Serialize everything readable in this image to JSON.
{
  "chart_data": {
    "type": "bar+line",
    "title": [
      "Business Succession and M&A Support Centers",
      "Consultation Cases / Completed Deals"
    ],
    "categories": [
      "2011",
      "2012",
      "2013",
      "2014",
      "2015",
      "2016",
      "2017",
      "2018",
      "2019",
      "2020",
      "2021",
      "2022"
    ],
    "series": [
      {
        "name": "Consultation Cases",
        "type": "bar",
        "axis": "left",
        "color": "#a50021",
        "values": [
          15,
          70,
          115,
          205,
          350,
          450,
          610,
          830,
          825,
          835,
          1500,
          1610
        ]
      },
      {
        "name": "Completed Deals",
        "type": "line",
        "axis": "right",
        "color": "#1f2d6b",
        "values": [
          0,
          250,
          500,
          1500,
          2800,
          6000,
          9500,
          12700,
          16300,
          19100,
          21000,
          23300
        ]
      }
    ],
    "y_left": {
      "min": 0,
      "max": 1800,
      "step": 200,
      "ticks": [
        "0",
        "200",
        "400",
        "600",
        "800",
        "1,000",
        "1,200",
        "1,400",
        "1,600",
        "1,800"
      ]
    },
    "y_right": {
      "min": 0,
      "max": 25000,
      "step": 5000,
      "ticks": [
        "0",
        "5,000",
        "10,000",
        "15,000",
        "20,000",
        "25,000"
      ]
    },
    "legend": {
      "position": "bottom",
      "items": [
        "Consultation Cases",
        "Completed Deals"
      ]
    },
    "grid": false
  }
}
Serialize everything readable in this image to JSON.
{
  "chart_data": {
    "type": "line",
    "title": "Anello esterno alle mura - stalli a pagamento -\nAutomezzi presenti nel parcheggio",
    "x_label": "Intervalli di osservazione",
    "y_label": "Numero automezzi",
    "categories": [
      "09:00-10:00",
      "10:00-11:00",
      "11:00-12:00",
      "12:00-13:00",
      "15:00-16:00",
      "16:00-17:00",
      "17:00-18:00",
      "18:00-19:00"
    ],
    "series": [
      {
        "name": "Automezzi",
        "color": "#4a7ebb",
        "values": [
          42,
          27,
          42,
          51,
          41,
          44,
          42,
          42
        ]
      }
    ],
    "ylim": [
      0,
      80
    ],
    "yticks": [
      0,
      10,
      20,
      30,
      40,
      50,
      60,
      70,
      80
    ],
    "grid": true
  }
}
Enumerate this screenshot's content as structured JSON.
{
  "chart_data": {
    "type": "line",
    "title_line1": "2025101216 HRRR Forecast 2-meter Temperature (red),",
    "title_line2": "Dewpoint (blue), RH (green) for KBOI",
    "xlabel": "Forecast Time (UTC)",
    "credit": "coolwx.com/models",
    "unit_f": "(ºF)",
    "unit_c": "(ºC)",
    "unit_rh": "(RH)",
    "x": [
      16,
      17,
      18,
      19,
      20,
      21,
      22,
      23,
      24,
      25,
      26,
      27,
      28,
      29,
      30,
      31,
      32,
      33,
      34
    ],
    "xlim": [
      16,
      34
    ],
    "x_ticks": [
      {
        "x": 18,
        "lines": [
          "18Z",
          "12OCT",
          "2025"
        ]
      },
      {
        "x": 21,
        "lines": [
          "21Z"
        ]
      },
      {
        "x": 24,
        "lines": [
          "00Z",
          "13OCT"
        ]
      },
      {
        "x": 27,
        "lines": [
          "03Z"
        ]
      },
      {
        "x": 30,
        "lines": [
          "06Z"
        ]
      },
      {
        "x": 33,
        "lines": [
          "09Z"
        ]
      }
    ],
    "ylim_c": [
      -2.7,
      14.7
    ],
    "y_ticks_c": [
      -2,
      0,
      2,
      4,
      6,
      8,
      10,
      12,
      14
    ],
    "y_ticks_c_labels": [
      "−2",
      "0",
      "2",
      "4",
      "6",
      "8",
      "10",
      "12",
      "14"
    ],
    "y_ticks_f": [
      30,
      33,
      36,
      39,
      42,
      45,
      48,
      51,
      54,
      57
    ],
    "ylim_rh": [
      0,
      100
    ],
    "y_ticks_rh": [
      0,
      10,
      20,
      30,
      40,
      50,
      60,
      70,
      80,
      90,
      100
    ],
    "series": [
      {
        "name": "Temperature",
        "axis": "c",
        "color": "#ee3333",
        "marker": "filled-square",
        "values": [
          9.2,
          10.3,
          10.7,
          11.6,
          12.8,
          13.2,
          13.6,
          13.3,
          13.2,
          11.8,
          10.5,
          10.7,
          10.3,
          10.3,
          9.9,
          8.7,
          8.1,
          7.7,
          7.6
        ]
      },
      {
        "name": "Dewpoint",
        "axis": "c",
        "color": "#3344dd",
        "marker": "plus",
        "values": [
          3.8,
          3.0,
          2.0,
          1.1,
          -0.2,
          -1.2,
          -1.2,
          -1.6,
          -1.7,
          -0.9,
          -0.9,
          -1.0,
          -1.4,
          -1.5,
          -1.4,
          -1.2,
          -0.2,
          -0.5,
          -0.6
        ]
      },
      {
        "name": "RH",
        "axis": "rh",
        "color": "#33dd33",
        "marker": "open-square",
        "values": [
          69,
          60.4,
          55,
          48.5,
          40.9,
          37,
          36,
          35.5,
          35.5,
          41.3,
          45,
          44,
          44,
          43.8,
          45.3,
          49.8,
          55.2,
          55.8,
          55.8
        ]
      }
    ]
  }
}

********

• Job: Extract all the material, leaving every line as it is.

• Finished task:
Serialize everything readable in this image to JSON.
{
  "chart_data": {
    "type": "bar+line",
    "title": [
      "Business Succession and M&A Support Centers",
      "Consultation Cases / Completed Deals"
    ],
    "categories": [
      "2011",
      "2012",
      "2013",
      "2014",
      "2015",
      "2016",
      "2017",
      "2018",
      "2019",
      "2020",
      "2021",
      "2022"
    ],
    "series": [
      {
        "name": "Consultation Cases",
        "type": "bar",
        "axis": "left",
        "color": "#a50021",
        "values": [
          15,
          70,
          115,
          205,
          350,
          450,
          610,
          830,
          825,
          835,
          1500,
          1610
        ]
      },
      {
        "name": "Completed Deals",
        "type": "line",
        "axis": "right",
        "color": "#1f2d6b",
        "values": [
          0,
          250,
          500,
          1500,
          2800,
          6000,
          9500,
          12700,
          16300,
          19100,
          21000,
          23300
        ]
      }
    ],
    "y_left": {
      "min": 0,
      "max": 1800,
      "step": 200,
      "ticks": [
        "0",
        "200",
        "400",
        "600",
        "800",
        "1,000",
        "1,200",
        "1,400",
        "1,600",
        "1,800"
      ]
    },
    "y_right": {
      "min": 0,
      "max": 25000,
      "step": 5000,
      "ticks": [
        "0",
        "5,000",
        "10,000",
        "15,000",
        "20,000",
        "25,000"
      ]
    },
    "legend": {
      "position": "bottom",
      "items": [
        "Consultation Cases",
        "Completed Deals"
      ]
    },
    "grid": false
  }
}
Serialize everything readable in this image to JSON.
{
  "chart_data": {
    "type": "line",
    "title": "Anello esterno alle mura - stalli a pagamento -\nAutomezzi presenti nel parcheggio",
    "x_label": "Intervalli di osservazione",
    "y_label": "Numero automezzi",
    "categories": [
      "09:00-10:00",
      "10:00-11:00",
      "11:00-12:00",
      "12:00-13:00",
      "15:00-16:00",
      "16:00-17:00",
      "17:00-18:00",
      "18:00-19:00"
    ],
    "series": [
      {
        "name": "Automezzi",
        "color": "#4a7ebb",
        "values": [
          42,
          27,
          42,
          51,
          41,
          44,
          42,
          42
        ]
      }
    ],
    "ylim": [
      0,
      80
    ],
    "yticks": [
      0,
      10,
      20,
      30,
      40,
      50,
      60,
      70,
      80
    ],
    "grid": true
  }
}
Enumerate this screenshot's content as structured JSON.
{
  "chart_data": {
    "type": "line",
    "title_line1": "2025101216 HRRR Forecast 2-meter Temperature (red),",
    "title_line2": "Dewpoint (blue), RH (green) for KBOI",
    "xlabel": "Forecast Time (UTC)",
    "credit": "coolwx.com/models",
    "unit_f": "(ºF)",
    "unit_c": "(ºC)",
    "unit_rh": "(RH)",
    "x": [
      16,
      17,
      18,
      19,
      20,
      21,
      22,
      23,
      24,
      25,
      26,
      27,
      28,
      29,
      30,
      31,
      32,
      33,
      34
    ],
    "xlim": [
      16,
      34
    ],
    "x_ticks": [
      {
        "x": 18,
        "lines": [
          "18Z",
          "12OCT",
          "2025"
        ]
      },
      {
        "x": 21,
        "lines": [
          "21Z"
        ]
      },
      {
        "x": 24,
        "lines": [
          "00Z",
          "13OCT"
        ]
      },
      {
        "x": 27,
        "lines": [
          "03Z"
        ]
      },
      {
        "x": 30,
        "lines": [
          "06Z"
        ]
      },
      {
        "x": 33,
        "lines": [
          "09Z"
        ]
      }
    ],
    "ylim_c": [
      -2.7,
      14.7
    ],
    "y_ticks_c": [
      -2,
      0,
      2,
      4,
      6,
      8,
      10,
      12,
      14
    ],
    "y_ticks_c_labels": [
      "−2",
      "0",
      "2",
      "4",
      "6",
      "8",
      "10",
      "12",
      "14"
    ],
    "y_ticks_f": [
      30,
      33,
      36,
      39,
      42,
      45,
      48,
      51,
      54,
      57
    ],
    "ylim_rh": [
      0,
      100
    ],
    "y_ticks_rh": [
      0,
      10,
      20,
      30,
      40,
      50,
      60,
      70,
      80,
      90,
      100
    ],
    "series": [
      {
        "name": "Temperature",
        "axis": "c",
        "color": "#ee3333",
        "marker": "filled-square",
        "values": [
          9.2,
          10.3,
          10.7,
          11.6,
          12.8,
          13.2,
          13.6,
          13.3,
          13.2,
          11.8,
          10.5,
          10.7,
          10.3,
          10.3,
          9.9,
          8.7,
          8.1,
          7.7,
          7.6
        ]
      },
      {
        "name": "Dewpoint",
        "axis": "c",
        "color": "#3344dd",
        "marker": "plus",
        "values": [
          3.8,
          3.0,
          2.0,
          1.1,
          -0.2,
          -1.2,
          -1.2,
          -1.6,
          -1.7,
          -0.9,
          -0.9,
          -1.0,
          -1.4,
          -1.5,
          -1.4,
          -1.2,
          -0.2,
          -0.5,
          -0.6
        ]
      },
      {
        "name": "RH",
        "axis": "rh",
        "color": "#33dd33",
        "marker": "open-square",
        "values": [
          69,
          60.4,
          55,
          48.5,
          40.9,
          37,
          36,
          35.5,
          35.5,
          41.3,
          45,
          44,
          44,
          43.8,
          45.3,
          49.8,
          55.2,
          55.8,
          55.8
        ]
      }
    ]
  }
}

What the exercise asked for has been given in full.